Data for this task:
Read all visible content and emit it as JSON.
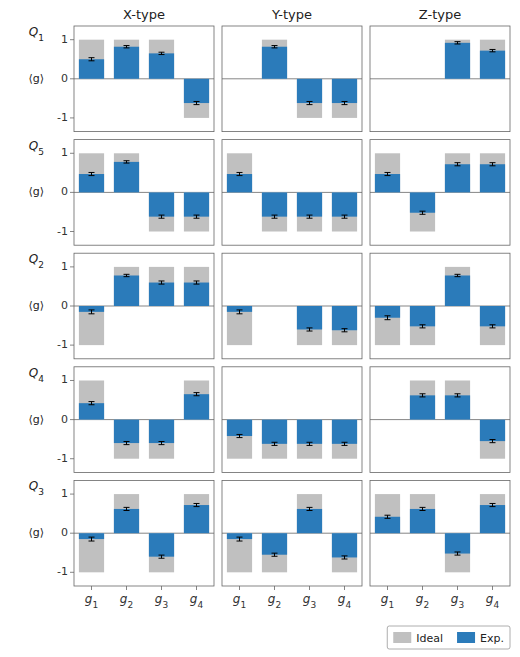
{
  "chart_data": [
    {
      "type": "bar",
      "title": "X-type",
      "y_label": "⟨g⟩",
      "annotations": [
        "Q1"
      ],
      "categories": [
        null,
        null,
        null,
        null
      ],
      "series": [
        {
          "color": "#c0c0c0",
          "values": [
            1,
            1,
            1,
            -1
          ]
        },
        {
          "color": "#2b7bba",
          "values": [
            0.5,
            0.82,
            0.65,
            -0.62
          ],
          "errors": [
            0.04,
            0.03,
            0.03,
            0.04
          ]
        }
      ],
      "ylim": [
        -1.35,
        1.35
      ],
      "yticks": [
        -1,
        0,
        1
      ],
      "tick_labels": "y"
    },
    {
      "type": "bar",
      "title": "Y-type",
      "categories": [
        null,
        null,
        null,
        null
      ],
      "series": [
        {
          "color": "#c0c0c0",
          "values": [
            0,
            1,
            -1,
            -1
          ]
        },
        {
          "color": "#2b7bba",
          "values": [
            0.0,
            0.82,
            -0.62,
            -0.62
          ],
          "errors": [
            null,
            0.03,
            0.04,
            0.04
          ]
        }
      ],
      "ylim": [
        -1.35,
        1.35
      ],
      "yticks": [
        -1,
        0,
        1
      ],
      "tick_labels": false
    },
    {
      "type": "bar",
      "title": "Z-type",
      "categories": [
        null,
        null,
        null,
        null
      ],
      "series": [
        {
          "color": "#c0c0c0",
          "values": [
            0,
            0,
            1,
            1
          ]
        },
        {
          "color": "#2b7bba",
          "values": [
            0.0,
            0.0,
            0.92,
            0.72
          ],
          "errors": [
            null,
            null,
            0.03,
            0.03
          ]
        }
      ],
      "ylim": [
        -1.35,
        1.35
      ],
      "yticks": [
        -1,
        0,
        1
      ],
      "tick_labels": false
    },
    {
      "type": "bar",
      "y_label": "⟨g⟩",
      "annotations": [
        "Q5"
      ],
      "categories": [
        null,
        null,
        null,
        null
      ],
      "series": [
        {
          "color": "#c0c0c0",
          "values": [
            1,
            1,
            -1,
            -1
          ]
        },
        {
          "color": "#2b7bba",
          "values": [
            0.47,
            0.78,
            -0.62,
            -0.62
          ],
          "errors": [
            0.04,
            0.03,
            0.04,
            0.04
          ]
        }
      ],
      "ylim": [
        -1.35,
        1.35
      ],
      "yticks": [
        -1,
        0,
        1
      ],
      "tick_labels": "y"
    },
    {
      "type": "bar",
      "categories": [
        null,
        null,
        null,
        null
      ],
      "series": [
        {
          "color": "#c0c0c0",
          "values": [
            1,
            -1,
            -1,
            -1
          ]
        },
        {
          "color": "#2b7bba",
          "values": [
            0.47,
            -0.62,
            -0.62,
            -0.62
          ],
          "errors": [
            0.04,
            0.04,
            0.04,
            0.04
          ]
        }
      ],
      "ylim": [
        -1.35,
        1.35
      ],
      "yticks": [
        -1,
        0,
        1
      ],
      "tick_labels": false
    },
    {
      "type": "bar",
      "categories": [
        null,
        null,
        null,
        null
      ],
      "series": [
        {
          "color": "#c0c0c0",
          "values": [
            1,
            -1,
            1,
            1
          ]
        },
        {
          "color": "#2b7bba",
          "values": [
            0.47,
            -0.52,
            0.72,
            0.72
          ],
          "errors": [
            0.04,
            0.04,
            0.04,
            0.04
          ]
        }
      ],
      "ylim": [
        -1.35,
        1.35
      ],
      "yticks": [
        -1,
        0,
        1
      ],
      "tick_labels": false
    },
    {
      "type": "bar",
      "y_label": "⟨g⟩",
      "annotations": [
        "Q2"
      ],
      "categories": [
        null,
        null,
        null,
        null
      ],
      "series": [
        {
          "color": "#c0c0c0",
          "values": [
            -1,
            1,
            1,
            1
          ]
        },
        {
          "color": "#2b7bba",
          "values": [
            -0.15,
            0.78,
            0.6,
            0.6
          ],
          "errors": [
            0.05,
            0.03,
            0.04,
            0.04
          ]
        }
      ],
      "ylim": [
        -1.35,
        1.35
      ],
      "yticks": [
        -1,
        0,
        1
      ],
      "tick_labels": "y"
    },
    {
      "type": "bar",
      "categories": [
        null,
        null,
        null,
        null
      ],
      "series": [
        {
          "color": "#c0c0c0",
          "values": [
            -1,
            0,
            -1,
            -1
          ]
        },
        {
          "color": "#2b7bba",
          "values": [
            -0.15,
            0.0,
            -0.6,
            -0.62
          ],
          "errors": [
            0.05,
            null,
            0.04,
            0.04
          ]
        }
      ],
      "ylim": [
        -1.35,
        1.35
      ],
      "yticks": [
        -1,
        0,
        1
      ],
      "tick_labels": false
    },
    {
      "type": "bar",
      "categories": [
        null,
        null,
        null,
        null
      ],
      "series": [
        {
          "color": "#c0c0c0",
          "values": [
            -1,
            -1,
            1,
            -1
          ]
        },
        {
          "color": "#2b7bba",
          "values": [
            -0.3,
            -0.52,
            0.78,
            -0.52
          ],
          "errors": [
            0.05,
            0.04,
            0.03,
            0.04
          ]
        }
      ],
      "ylim": [
        -1.35,
        1.35
      ],
      "yticks": [
        -1,
        0,
        1
      ],
      "tick_labels": false
    },
    {
      "type": "bar",
      "y_label": "⟨g⟩",
      "annotations": [
        "Q4"
      ],
      "categories": [
        null,
        null,
        null,
        null
      ],
      "series": [
        {
          "color": "#c0c0c0",
          "values": [
            1,
            -1,
            -1,
            1
          ]
        },
        {
          "color": "#2b7bba",
          "values": [
            0.42,
            -0.6,
            -0.6,
            0.65
          ],
          "errors": [
            0.04,
            0.04,
            0.04,
            0.04
          ]
        }
      ],
      "ylim": [
        -1.35,
        1.35
      ],
      "yticks": [
        -1,
        0,
        1
      ],
      "tick_labels": "y"
    },
    {
      "type": "bar",
      "categories": [
        null,
        null,
        null,
        null
      ],
      "series": [
        {
          "color": "#c0c0c0",
          "values": [
            -1,
            -1,
            -1,
            -1
          ]
        },
        {
          "color": "#2b7bba",
          "values": [
            -0.42,
            -0.62,
            -0.62,
            -0.62
          ],
          "errors": [
            0.04,
            0.04,
            0.04,
            0.04
          ]
        }
      ],
      "ylim": [
        -1.35,
        1.35
      ],
      "yticks": [
        -1,
        0,
        1
      ],
      "tick_labels": false
    },
    {
      "type": "bar",
      "categories": [
        null,
        null,
        null,
        null
      ],
      "series": [
        {
          "color": "#c0c0c0",
          "values": [
            0,
            1,
            1,
            -1
          ]
        },
        {
          "color": "#2b7bba",
          "values": [
            0.0,
            0.62,
            0.62,
            -0.55
          ],
          "errors": [
            null,
            0.04,
            0.04,
            0.04
          ]
        }
      ],
      "ylim": [
        -1.35,
        1.35
      ],
      "yticks": [
        -1,
        0,
        1
      ],
      "tick_labels": false
    },
    {
      "type": "bar",
      "y_label": "⟨g⟩",
      "annotations": [
        "Q3"
      ],
      "categories": [
        "g1",
        "g2",
        "g3",
        "g4"
      ],
      "series": [
        {
          "color": "#c0c0c0",
          "values": [
            -1,
            1,
            -1,
            1
          ]
        },
        {
          "color": "#2b7bba",
          "values": [
            -0.15,
            0.62,
            -0.6,
            0.72
          ],
          "errors": [
            0.05,
            0.04,
            0.04,
            0.04
          ]
        }
      ],
      "ylim": [
        -1.35,
        1.35
      ],
      "yticks": [
        -1,
        0,
        1
      ]
    },
    {
      "type": "bar",
      "categories": [
        "g1",
        "g2",
        "g3",
        "g4"
      ],
      "series": [
        {
          "color": "#c0c0c0",
          "values": [
            -1,
            -1,
            1,
            -1
          ]
        },
        {
          "color": "#2b7bba",
          "values": [
            -0.15,
            -0.55,
            0.62,
            -0.62
          ],
          "errors": [
            0.05,
            0.04,
            0.04,
            0.04
          ]
        }
      ],
      "ylim": [
        -1.35,
        1.35
      ],
      "yticks": [
        -1,
        0,
        1
      ],
      "tick_labels": "x"
    },
    {
      "type": "bar",
      "categories": [
        "g1",
        "g2",
        "g3",
        "g4"
      ],
      "series": [
        {
          "name": "Ideal",
          "color": "#c0c0c0",
          "values": [
            1,
            1,
            -1,
            1
          ]
        },
        {
          "name": "Exp.",
          "color": "#2b7bba",
          "values": [
            0.42,
            0.62,
            -0.52,
            0.72
          ],
          "errors": [
            0.04,
            0.04,
            0.04,
            0.04
          ]
        }
      ],
      "ylim": [
        -1.35,
        1.35
      ],
      "yticks": [
        -1,
        0,
        1
      ],
      "tick_labels": "x",
      "legend": "lower right"
    }
  ]
}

Job: Pick out each line in the material containing "title".

Answer for this exercise:
      "title": "X-type",
      "title": "Y-type",
      "title": "Z-type",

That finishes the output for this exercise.